Directive: Without the pictures, set down every line of the data exactly.

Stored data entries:
----------------

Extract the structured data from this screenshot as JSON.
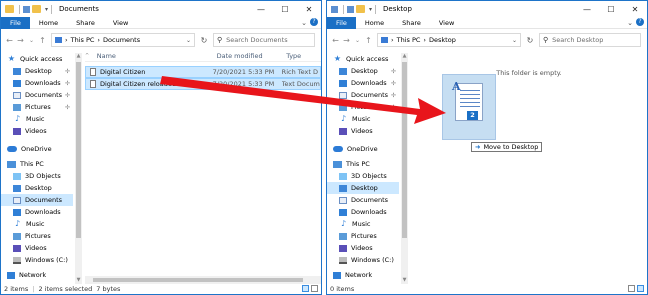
{
  "left_window": {
    "title": "Documents",
    "ribbon": [
      "File",
      "Home",
      "Share",
      "View"
    ],
    "breadcrumb": [
      "This PC",
      "Documents"
    ],
    "search_placeholder": "Search Documents",
    "nav": [
      {
        "label": "Quick access",
        "icon": "star-icon"
      },
      {
        "label": "Desktop",
        "icon": "desktop-icon",
        "pinned": true
      },
      {
        "label": "Downloads",
        "icon": "downloads-icon",
        "pinned": true
      },
      {
        "label": "Documents",
        "icon": "documents-icon",
        "pinned": true
      },
      {
        "label": "Pictures",
        "icon": "pictures-icon",
        "pinned": true
      },
      {
        "label": "Music",
        "icon": "music-icon"
      },
      {
        "label": "Videos",
        "icon": "videos-icon"
      },
      {
        "label": "OneDrive",
        "icon": "onedrive-icon"
      },
      {
        "label": "This PC",
        "icon": "this-pc-icon"
      },
      {
        "label": "3D Objects",
        "icon": "3d-objects-icon"
      },
      {
        "label": "Desktop",
        "icon": "desktop-icon"
      },
      {
        "label": "Documents",
        "icon": "documents-icon",
        "selected": true
      },
      {
        "label": "Downloads",
        "icon": "downloads-icon"
      },
      {
        "label": "Music",
        "icon": "music-icon"
      },
      {
        "label": "Pictures",
        "icon": "pictures-icon"
      },
      {
        "label": "Videos",
        "icon": "videos-icon"
      },
      {
        "label": "Windows (C:)",
        "icon": "drive-icon"
      },
      {
        "label": "Network",
        "icon": "network-icon"
      }
    ],
    "columns": {
      "name": "Name",
      "date": "Date modified",
      "type": "Type"
    },
    "files": [
      {
        "name": "Digital Citizen",
        "date": "7/20/2021 5:33 PM",
        "type": "Rich Text D"
      },
      {
        "name": "Digital Citizen reloaded",
        "date": "7/20/2021 5:33 PM",
        "type": "Text Docum"
      }
    ],
    "status": {
      "count": "2 items",
      "selected": "2 items selected",
      "size": "7 bytes"
    }
  },
  "right_window": {
    "title": "Desktop",
    "ribbon": [
      "File",
      "Home",
      "Share",
      "View"
    ],
    "breadcrumb": [
      "This PC",
      "Desktop"
    ],
    "search_placeholder": "Search Desktop",
    "empty_text": "This folder is empty.",
    "nav": [
      {
        "label": "Quick access",
        "icon": "star-icon"
      },
      {
        "label": "Desktop",
        "icon": "desktop-icon",
        "pinned": true
      },
      {
        "label": "Downloads",
        "icon": "downloads-icon",
        "pinned": true
      },
      {
        "label": "Documents",
        "icon": "documents-icon",
        "pinned": true
      },
      {
        "label": "Pictures",
        "icon": "pictures-icon",
        "pinned": true
      },
      {
        "label": "Music",
        "icon": "music-icon"
      },
      {
        "label": "Videos",
        "icon": "videos-icon"
      },
      {
        "label": "OneDrive",
        "icon": "onedrive-icon"
      },
      {
        "label": "This PC",
        "icon": "this-pc-icon"
      },
      {
        "label": "3D Objects",
        "icon": "3d-objects-icon"
      },
      {
        "label": "Desktop",
        "icon": "desktop-icon",
        "selected": true
      },
      {
        "label": "Documents",
        "icon": "documents-icon"
      },
      {
        "label": "Downloads",
        "icon": "downloads-icon"
      },
      {
        "label": "Music",
        "icon": "music-icon"
      },
      {
        "label": "Pictures",
        "icon": "pictures-icon"
      },
      {
        "label": "Videos",
        "icon": "videos-icon"
      },
      {
        "label": "Windows (C:)",
        "icon": "drive-icon"
      },
      {
        "label": "Network",
        "icon": "network-icon"
      }
    ],
    "status": {
      "count": "0 items"
    }
  },
  "drag": {
    "tooltip": "Move to Desktop",
    "badge": "2",
    "icon": "rich-text-document-icon"
  },
  "colors": {
    "accent": "#1a6fc5",
    "selection": "#cce8ff",
    "arrow": "#e8151b"
  }
}
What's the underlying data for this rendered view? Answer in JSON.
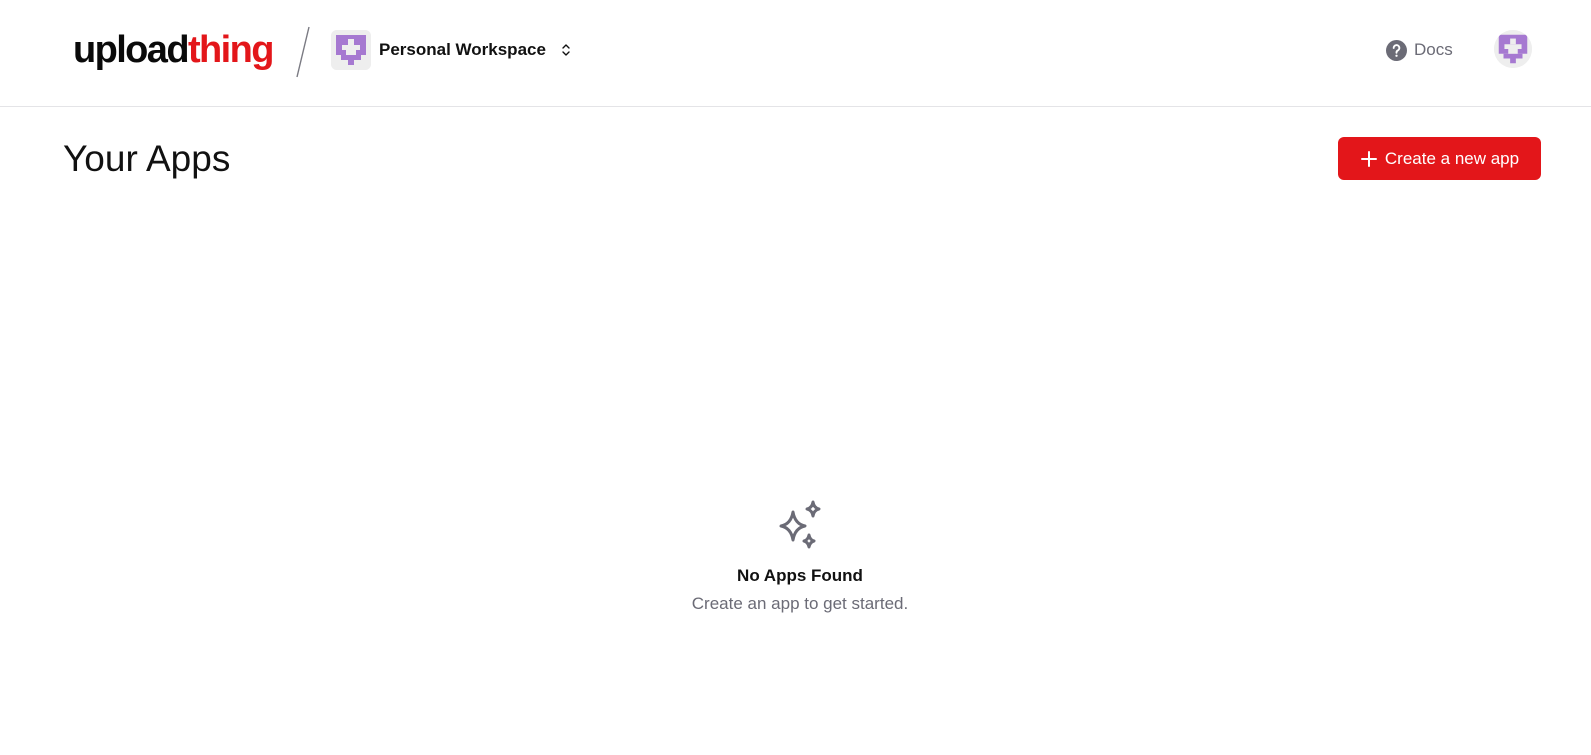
{
  "brand": {
    "part1": "upload",
    "part2": "thing",
    "accent_color": "#e3161a"
  },
  "workspace": {
    "name": "Personal Workspace",
    "icon": "identicon-avatar",
    "chevron_icon": "chevron-up-down-icon"
  },
  "header": {
    "docs_label": "Docs",
    "docs_icon": "help-circle-icon",
    "user_avatar_icon": "identicon-avatar"
  },
  "main": {
    "title": "Your Apps",
    "create_button_label": "Create a new app",
    "create_button_icon": "plus-icon"
  },
  "empty_state": {
    "icon": "sparkles-icon",
    "title": "No Apps Found",
    "subtitle": "Create an app to get started."
  },
  "colors": {
    "primary": "#e3161a",
    "avatar_purple": "#a679d1",
    "muted_text": "#6b6b76",
    "border": "#e4e4e7"
  }
}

----------------

Result of the exercise:
Extract the structured data from this screenshot as JSON.
{
  "left_window": {
    "title": "Documents",
    "ribbon": [
      "File",
      "Home",
      "Share",
      "View"
    ],
    "breadcrumb": [
      "This PC",
      "Documents"
    ],
    "search_placeholder": "Search Documents",
    "nav": [
      {
        "label": "Quick access",
        "icon": "star-icon"
      },
      {
        "label": "Desktop",
        "icon": "desktop-icon",
        "pinned": true
      },
      {
        "label": "Downloads",
        "icon": "downloads-icon",
        "pinned": true
      },
      {
        "label": "Documents",
        "icon": "documents-icon",
        "pinned": true
      },
      {
        "label": "Pictures",
        "icon": "pictures-icon",
        "pinned": true
      },
      {
        "label": "Music",
        "icon": "music-icon"
      },
      {
        "label": "Videos",
        "icon": "videos-icon"
      },
      {
        "label": "OneDrive",
        "icon": "onedrive-icon"
      },
      {
        "label": "This PC",
        "icon": "this-pc-icon"
      },
      {
        "label": "3D Objects",
        "icon": "3d-objects-icon"
      },
      {
        "label": "Desktop",
        "icon": "desktop-icon"
      },
      {
        "label": "Documents",
        "icon": "documents-icon",
        "selected": true
      },
      {
        "label": "Downloads",
        "icon": "downloads-icon"
      },
      {
        "label": "Music",
        "icon": "music-icon"
      },
      {
        "label": "Pictures",
        "icon": "pictures-icon"
      },
      {
        "label": "Videos",
        "icon": "videos-icon"
      },
      {
        "label": "Windows (C:)",
        "icon": "drive-icon"
      },
      {
        "label": "Network",
        "icon": "network-icon"
      }
    ],
    "columns": {
      "name": "Name",
      "date": "Date modified",
      "type": "Type"
    },
    "files": [
      {
        "name": "Digital Citizen",
        "date": "7/20/2021 5:33 PM",
        "type": "Rich Text D"
      },
      {
        "name": "Digital Citizen reloaded",
        "date": "7/20/2021 5:33 PM",
        "type": "Text Docum"
      }
    ],
    "status": {
      "count": "2 items",
      "selected": "2 items selected",
      "size": "7 bytes"
    }
  },
  "right_window": {
    "title": "Desktop",
    "ribbon": [
      "File",
      "Home",
      "Share",
      "View"
    ],
    "breadcrumb": [
      "This PC",
      "Desktop"
    ],
    "search_placeholder": "Search Desktop",
    "empty_text": "This folder is empty.",
    "nav": [
      {
        "label": "Quick access",
        "icon": "star-icon"
      },
      {
        "label": "Desktop",
        "icon": "desktop-icon",
        "pinned": true
      },
      {
        "label": "Downloads",
        "icon": "downloads-icon",
        "pinned": true
      },
      {
        "label": "Documents",
        "icon": "documents-icon",
        "pinned": true
      },
      {
        "label": "Pictures",
        "icon": "pictures-icon",
        "pinned": true
      },
      {
        "label": "Music",
        "icon": "music-icon"
      },
      {
        "label": "Videos",
        "icon": "videos-icon"
      },
      {
        "label": "OneDrive",
        "icon": "onedrive-icon"
      },
      {
        "label": "This PC",
        "icon": "this-pc-icon"
      },
      {
        "label": "3D Objects",
        "icon": "3d-objects-icon"
      },
      {
        "label": "Desktop",
        "icon": "desktop-icon",
        "selected": true
      },
      {
        "label": "Documents",
        "icon": "documents-icon"
      },
      {
        "label": "Downloads",
        "icon": "downloads-icon"
      },
      {
        "label": "Music",
        "icon": "music-icon"
      },
      {
        "label": "Pictures",
        "icon": "pictures-icon"
      },
      {
        "label": "Videos",
        "icon": "videos-icon"
      },
      {
        "label": "Windows (C:)",
        "icon": "drive-icon"
      },
      {
        "label": "Network",
        "icon": "network-icon"
      }
    ],
    "status": {
      "count": "0 items"
    }
  },
  "drag": {
    "tooltip": "Move to Desktop",
    "badge": "2",
    "icon": "rich-text-document-icon"
  },
  "colors": {
    "accent": "#1a6fc5",
    "selection": "#cce8ff",
    "arrow": "#e8151b"
  }
}
What's the underlying data for this rendered view? Answer in JSON.
{
  "brand": {
    "part1": "upload",
    "part2": "thing",
    "accent_color": "#e3161a"
  },
  "workspace": {
    "name": "Personal Workspace",
    "icon": "identicon-avatar",
    "chevron_icon": "chevron-up-down-icon"
  },
  "header": {
    "docs_label": "Docs",
    "docs_icon": "help-circle-icon",
    "user_avatar_icon": "identicon-avatar"
  },
  "main": {
    "title": "Your Apps",
    "create_button_label": "Create a new app",
    "create_button_icon": "plus-icon"
  },
  "empty_state": {
    "icon": "sparkles-icon",
    "title": "No Apps Found",
    "subtitle": "Create an app to get started."
  },
  "colors": {
    "primary": "#e3161a",
    "avatar_purple": "#a679d1",
    "muted_text": "#6b6b76",
    "border": "#e4e4e7"
  }
}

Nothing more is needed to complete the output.